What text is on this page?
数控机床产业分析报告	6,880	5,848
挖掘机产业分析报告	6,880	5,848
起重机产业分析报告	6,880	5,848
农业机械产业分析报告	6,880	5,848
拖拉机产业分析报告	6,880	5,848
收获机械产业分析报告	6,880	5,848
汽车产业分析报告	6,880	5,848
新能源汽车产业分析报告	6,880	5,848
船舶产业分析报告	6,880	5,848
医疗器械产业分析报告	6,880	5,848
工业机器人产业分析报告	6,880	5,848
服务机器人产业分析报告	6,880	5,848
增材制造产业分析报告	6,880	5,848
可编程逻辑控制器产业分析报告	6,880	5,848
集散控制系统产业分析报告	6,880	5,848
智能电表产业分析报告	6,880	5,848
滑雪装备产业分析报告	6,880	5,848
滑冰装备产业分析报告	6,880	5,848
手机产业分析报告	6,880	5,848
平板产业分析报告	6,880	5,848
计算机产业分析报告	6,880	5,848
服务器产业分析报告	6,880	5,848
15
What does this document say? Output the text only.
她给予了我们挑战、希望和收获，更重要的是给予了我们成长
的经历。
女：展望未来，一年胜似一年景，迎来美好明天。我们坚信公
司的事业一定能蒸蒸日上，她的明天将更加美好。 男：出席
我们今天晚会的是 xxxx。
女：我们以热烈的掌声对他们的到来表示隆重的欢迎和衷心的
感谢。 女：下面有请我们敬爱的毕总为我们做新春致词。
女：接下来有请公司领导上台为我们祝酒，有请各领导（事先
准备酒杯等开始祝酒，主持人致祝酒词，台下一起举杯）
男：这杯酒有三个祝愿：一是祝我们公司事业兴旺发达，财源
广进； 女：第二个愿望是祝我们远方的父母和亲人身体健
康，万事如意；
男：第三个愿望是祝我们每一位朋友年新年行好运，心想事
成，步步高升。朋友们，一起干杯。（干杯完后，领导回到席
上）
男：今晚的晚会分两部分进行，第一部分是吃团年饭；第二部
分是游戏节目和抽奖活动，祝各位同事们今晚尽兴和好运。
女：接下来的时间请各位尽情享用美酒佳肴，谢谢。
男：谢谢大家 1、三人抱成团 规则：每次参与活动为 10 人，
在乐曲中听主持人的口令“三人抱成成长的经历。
═══
## Request
Each line in the entries above that includes the string "What" should be extracted.

## The answer
What text is on this page?
What does this document say? Output the text only.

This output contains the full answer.